TO BE DONE: Each entry below should be echoed exactly, with pictures omitted.
— Begin GIVEN RECORDS —
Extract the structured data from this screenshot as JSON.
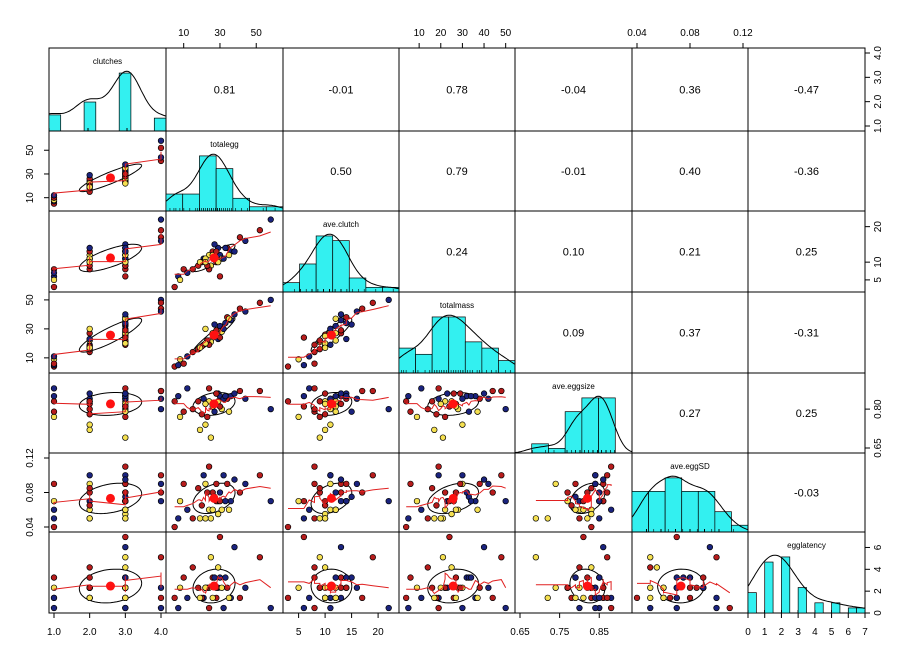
{
  "chart_data": {
    "type": "scatter",
    "title": "",
    "variables": [
      "clutches",
      "totalegg",
      "ave.clutch",
      "totalmass",
      "ave.eggsize",
      "ave.eggSD",
      "egglatency"
    ],
    "correlations": [
      [
        "",
        "0.81",
        "-0.01",
        "0.78",
        "-0.04",
        "0.36",
        "-0.47"
      ],
      [
        "",
        "",
        "0.50",
        "0.79",
        "-0.01",
        "0.40",
        "-0.36"
      ],
      [
        "",
        "",
        "",
        "0.24",
        "0.10",
        "0.21",
        "0.25"
      ],
      [
        "",
        "",
        "",
        "",
        "0.09",
        "0.37",
        "-0.31"
      ],
      [
        "",
        "",
        "",
        "",
        "",
        "0.27",
        "0.25"
      ],
      [
        "",
        "",
        "",
        "",
        "",
        "",
        "-0.03"
      ],
      [
        "",
        "",
        "",
        "",
        "",
        "",
        ""
      ]
    ],
    "ranges": {
      "clutches": [
        1.0,
        4.0
      ],
      "totalegg": [
        3,
        62
      ],
      "ave.clutch": [
        3,
        23
      ],
      "totalmass": [
        3,
        52
      ],
      "ave.eggsize": [
        0.65,
        0.92
      ],
      "ave.eggSD": [
        0.04,
        0.12
      ],
      "egglatency": [
        0,
        7
      ]
    },
    "bottom_axis_ticks": [
      [
        "1.0",
        "2.0",
        "3.0",
        "4.0"
      ],
      [],
      [
        "5",
        "10",
        "15",
        "20"
      ],
      [],
      [
        "0.65",
        "0.75",
        "0.85"
      ],
      [],
      [
        "0",
        "1",
        "2",
        "3",
        "4",
        "5",
        "6",
        "7"
      ]
    ],
    "top_axis_ticks": [
      [],
      [
        "10",
        "30",
        "50"
      ],
      [],
      [
        "10",
        "20",
        "30",
        "40",
        "50"
      ],
      [],
      [
        "0.04",
        "0.08",
        "0.12"
      ],
      []
    ],
    "left_axis_ticks": [
      [],
      [
        "10",
        "30",
        "50"
      ],
      [],
      [
        "10",
        "30",
        "50"
      ],
      [],
      [
        "0.04",
        "0.08",
        "0.12"
      ],
      []
    ],
    "right_axis_ticks": [
      [
        "1.0",
        "2.0",
        "3.0",
        "4.0"
      ],
      [],
      [
        "5",
        "10",
        "20"
      ],
      [],
      [
        "0.65",
        "0.80"
      ],
      [],
      [
        "0",
        "2",
        "4",
        "6"
      ]
    ],
    "point_colors": [
      "#b71c1c",
      "#f5e050",
      "#1a237e"
    ],
    "colors": {
      "hist_fill": "#33f0f0",
      "points_outline": "#000000",
      "loess": "#e02020",
      "centroid": "#ff1111",
      "ellipse": "#000000"
    },
    "observations": [
      {
        "g": 0,
        "v": [
          1,
          5,
          3,
          4,
          0.83,
          0.04,
          1
        ]
      },
      {
        "g": 2,
        "v": [
          1,
          7,
          6,
          5,
          0.85,
          0.05,
          0
        ]
      },
      {
        "g": 1,
        "v": [
          1,
          8,
          5,
          9,
          0.77,
          0.07,
          2
        ]
      },
      {
        "g": 0,
        "v": [
          1,
          10,
          8,
          6,
          0.79,
          0.09,
          3
        ]
      },
      {
        "g": 2,
        "v": [
          1,
          12,
          7,
          11,
          0.88,
          0.06,
          1
        ]
      },
      {
        "g": 0,
        "v": [
          2,
          15,
          8,
          14,
          0.8,
          0.05,
          4
        ]
      },
      {
        "g": 2,
        "v": [
          2,
          21,
          11,
          19,
          0.84,
          0.1,
          1
        ]
      },
      {
        "g": 1,
        "v": [
          2,
          24,
          12,
          22,
          0.83,
          0.06,
          2
        ]
      },
      {
        "g": 0,
        "v": [
          2,
          26,
          13,
          27,
          0.82,
          0.08,
          3
        ]
      },
      {
        "g": 2,
        "v": [
          2,
          29,
          14,
          23,
          0.86,
          0.07,
          2
        ]
      },
      {
        "g": 1,
        "v": [
          2,
          22,
          11,
          30,
          0.74,
          0.09,
          2
        ]
      },
      {
        "g": 0,
        "v": [
          2,
          20,
          10,
          18,
          0.78,
          0.065,
          1
        ]
      },
      {
        "g": 1,
        "v": [
          3,
          25,
          9,
          21,
          0.69,
          0.05,
          5
        ]
      },
      {
        "g": 0,
        "v": [
          3,
          28,
          10,
          26,
          0.86,
          0.07,
          1
        ]
      },
      {
        "g": 2,
        "v": [
          3,
          30,
          12,
          32,
          0.85,
          0.08,
          3
        ]
      },
      {
        "g": 1,
        "v": [
          3,
          31,
          11,
          28,
          0.8,
          0.06,
          2
        ]
      },
      {
        "g": 0,
        "v": [
          3,
          34,
          14,
          38,
          0.84,
          0.09,
          2
        ]
      },
      {
        "g": 2,
        "v": [
          3,
          36,
          13,
          36,
          0.85,
          0.07,
          1
        ]
      },
      {
        "g": 0,
        "v": [
          3,
          24,
          8,
          19,
          0.88,
          0.11,
          0
        ]
      },
      {
        "g": 2,
        "v": [
          3,
          27,
          15,
          33,
          0.79,
          0.075,
          3
        ]
      },
      {
        "g": 1,
        "v": [
          3,
          29,
          10,
          25,
          0.83,
          0.055,
          4
        ]
      },
      {
        "g": 0,
        "v": [
          3,
          23,
          9,
          22,
          0.77,
          0.08,
          2
        ]
      },
      {
        "g": 2,
        "v": [
          3,
          32,
          11,
          30,
          0.84,
          0.1,
          0
        ]
      },
      {
        "g": 1,
        "v": [
          3,
          26,
          12,
          27,
          0.81,
          0.06,
          1
        ]
      },
      {
        "g": 0,
        "v": [
          3,
          28,
          13,
          29,
          0.86,
          0.09,
          2
        ]
      },
      {
        "g": 2,
        "v": [
          3,
          33,
          14,
          34,
          0.85,
          0.07,
          3
        ]
      },
      {
        "g": 1,
        "v": [
          3,
          22,
          10,
          20,
          0.82,
          0.05,
          2
        ]
      },
      {
        "g": 0,
        "v": [
          4,
          41,
          17,
          44,
          0.87,
          0.08,
          1
        ]
      },
      {
        "g": 2,
        "v": [
          4,
          44,
          16,
          42,
          0.84,
          0.09,
          2
        ]
      },
      {
        "g": 2,
        "v": [
          4,
          58,
          22,
          50,
          0.8,
          0.07,
          0
        ]
      },
      {
        "g": 0,
        "v": [
          4,
          52,
          19,
          48,
          0.87,
          0.1,
          5
        ]
      },
      {
        "g": 1,
        "v": [
          3,
          35,
          12,
          37,
          0.79,
          0.06,
          1
        ]
      },
      {
        "g": 0,
        "v": [
          2,
          18,
          9,
          16,
          0.83,
          0.085,
          2
        ]
      },
      {
        "g": 2,
        "v": [
          3,
          38,
          13,
          40,
          0.86,
          0.095,
          6
        ]
      },
      {
        "g": 1,
        "v": [
          2,
          19,
          10,
          17,
          0.72,
          0.05,
          1
        ]
      },
      {
        "g": 0,
        "v": [
          3,
          30,
          6,
          24,
          0.81,
          0.07,
          7
        ]
      }
    ]
  }
}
— End GIVEN RECORDS —
THE OUTPUT:
Extract the structured data from this screenshot as JSON.
{
  "chart_data": {
    "type": "scatter",
    "title": "",
    "variables": [
      "clutches",
      "totalegg",
      "ave.clutch",
      "totalmass",
      "ave.eggsize",
      "ave.eggSD",
      "egglatency"
    ],
    "correlations": [
      [
        "",
        "0.81",
        "-0.01",
        "0.78",
        "-0.04",
        "0.36",
        "-0.47"
      ],
      [
        "",
        "",
        "0.50",
        "0.79",
        "-0.01",
        "0.40",
        "-0.36"
      ],
      [
        "",
        "",
        "",
        "0.24",
        "0.10",
        "0.21",
        "0.25"
      ],
      [
        "",
        "",
        "",
        "",
        "0.09",
        "0.37",
        "-0.31"
      ],
      [
        "",
        "",
        "",
        "",
        "",
        "0.27",
        "0.25"
      ],
      [
        "",
        "",
        "",
        "",
        "",
        "",
        "-0.03"
      ],
      [
        "",
        "",
        "",
        "",
        "",
        "",
        ""
      ]
    ],
    "ranges": {
      "clutches": [
        1.0,
        4.0
      ],
      "totalegg": [
        3,
        62
      ],
      "ave.clutch": [
        3,
        23
      ],
      "totalmass": [
        3,
        52
      ],
      "ave.eggsize": [
        0.65,
        0.92
      ],
      "ave.eggSD": [
        0.04,
        0.12
      ],
      "egglatency": [
        0,
        7
      ]
    },
    "bottom_axis_ticks": [
      [
        "1.0",
        "2.0",
        "3.0",
        "4.0"
      ],
      [],
      [
        "5",
        "10",
        "15",
        "20"
      ],
      [],
      [
        "0.65",
        "0.75",
        "0.85"
      ],
      [],
      [
        "0",
        "1",
        "2",
        "3",
        "4",
        "5",
        "6",
        "7"
      ]
    ],
    "top_axis_ticks": [
      [],
      [
        "10",
        "30",
        "50"
      ],
      [],
      [
        "10",
        "20",
        "30",
        "40",
        "50"
      ],
      [],
      [
        "0.04",
        "0.08",
        "0.12"
      ],
      []
    ],
    "left_axis_ticks": [
      [],
      [
        "10",
        "30",
        "50"
      ],
      [],
      [
        "10",
        "30",
        "50"
      ],
      [],
      [
        "0.04",
        "0.08",
        "0.12"
      ],
      []
    ],
    "right_axis_ticks": [
      [
        "1.0",
        "2.0",
        "3.0",
        "4.0"
      ],
      [],
      [
        "5",
        "10",
        "20"
      ],
      [],
      [
        "0.65",
        "0.80"
      ],
      [],
      [
        "0",
        "2",
        "4",
        "6"
      ]
    ],
    "point_colors": [
      "#b71c1c",
      "#f5e050",
      "#1a237e"
    ],
    "colors": {
      "hist_fill": "#33f0f0",
      "points_outline": "#000000",
      "loess": "#e02020",
      "centroid": "#ff1111",
      "ellipse": "#000000"
    },
    "observations": [
      {
        "g": 0,
        "v": [
          1,
          5,
          3,
          4,
          0.83,
          0.04,
          1
        ]
      },
      {
        "g": 2,
        "v": [
          1,
          7,
          6,
          5,
          0.85,
          0.05,
          0
        ]
      },
      {
        "g": 1,
        "v": [
          1,
          8,
          5,
          9,
          0.77,
          0.07,
          2
        ]
      },
      {
        "g": 0,
        "v": [
          1,
          10,
          8,
          6,
          0.79,
          0.09,
          3
        ]
      },
      {
        "g": 2,
        "v": [
          1,
          12,
          7,
          11,
          0.88,
          0.06,
          1
        ]
      },
      {
        "g": 0,
        "v": [
          2,
          15,
          8,
          14,
          0.8,
          0.05,
          4
        ]
      },
      {
        "g": 2,
        "v": [
          2,
          21,
          11,
          19,
          0.84,
          0.1,
          1
        ]
      },
      {
        "g": 1,
        "v": [
          2,
          24,
          12,
          22,
          0.83,
          0.06,
          2
        ]
      },
      {
        "g": 0,
        "v": [
          2,
          26,
          13,
          27,
          0.82,
          0.08,
          3
        ]
      },
      {
        "g": 2,
        "v": [
          2,
          29,
          14,
          23,
          0.86,
          0.07,
          2
        ]
      },
      {
        "g": 1,
        "v": [
          2,
          22,
          11,
          30,
          0.74,
          0.09,
          2
        ]
      },
      {
        "g": 0,
        "v": [
          2,
          20,
          10,
          18,
          0.78,
          0.065,
          1
        ]
      },
      {
        "g": 1,
        "v": [
          3,
          25,
          9,
          21,
          0.69,
          0.05,
          5
        ]
      },
      {
        "g": 0,
        "v": [
          3,
          28,
          10,
          26,
          0.86,
          0.07,
          1
        ]
      },
      {
        "g": 2,
        "v": [
          3,
          30,
          12,
          32,
          0.85,
          0.08,
          3
        ]
      },
      {
        "g": 1,
        "v": [
          3,
          31,
          11,
          28,
          0.8,
          0.06,
          2
        ]
      },
      {
        "g": 0,
        "v": [
          3,
          34,
          14,
          38,
          0.84,
          0.09,
          2
        ]
      },
      {
        "g": 2,
        "v": [
          3,
          36,
          13,
          36,
          0.85,
          0.07,
          1
        ]
      },
      {
        "g": 0,
        "v": [
          3,
          24,
          8,
          19,
          0.88,
          0.11,
          0
        ]
      },
      {
        "g": 2,
        "v": [
          3,
          27,
          15,
          33,
          0.79,
          0.075,
          3
        ]
      },
      {
        "g": 1,
        "v": [
          3,
          29,
          10,
          25,
          0.83,
          0.055,
          4
        ]
      },
      {
        "g": 0,
        "v": [
          3,
          23,
          9,
          22,
          0.77,
          0.08,
          2
        ]
      },
      {
        "g": 2,
        "v": [
          3,
          32,
          11,
          30,
          0.84,
          0.1,
          0
        ]
      },
      {
        "g": 1,
        "v": [
          3,
          26,
          12,
          27,
          0.81,
          0.06,
          1
        ]
      },
      {
        "g": 0,
        "v": [
          3,
          28,
          13,
          29,
          0.86,
          0.09,
          2
        ]
      },
      {
        "g": 2,
        "v": [
          3,
          33,
          14,
          34,
          0.85,
          0.07,
          3
        ]
      },
      {
        "g": 1,
        "v": [
          3,
          22,
          10,
          20,
          0.82,
          0.05,
          2
        ]
      },
      {
        "g": 0,
        "v": [
          4,
          41,
          17,
          44,
          0.87,
          0.08,
          1
        ]
      },
      {
        "g": 2,
        "v": [
          4,
          44,
          16,
          42,
          0.84,
          0.09,
          2
        ]
      },
      {
        "g": 2,
        "v": [
          4,
          58,
          22,
          50,
          0.8,
          0.07,
          0
        ]
      },
      {
        "g": 0,
        "v": [
          4,
          52,
          19,
          48,
          0.87,
          0.1,
          5
        ]
      },
      {
        "g": 1,
        "v": [
          3,
          35,
          12,
          37,
          0.79,
          0.06,
          1
        ]
      },
      {
        "g": 0,
        "v": [
          2,
          18,
          9,
          16,
          0.83,
          0.085,
          2
        ]
      },
      {
        "g": 2,
        "v": [
          3,
          38,
          13,
          40,
          0.86,
          0.095,
          6
        ]
      },
      {
        "g": 1,
        "v": [
          2,
          19,
          10,
          17,
          0.72,
          0.05,
          1
        ]
      },
      {
        "g": 0,
        "v": [
          3,
          30,
          6,
          24,
          0.81,
          0.07,
          7
        ]
      }
    ]
  }
}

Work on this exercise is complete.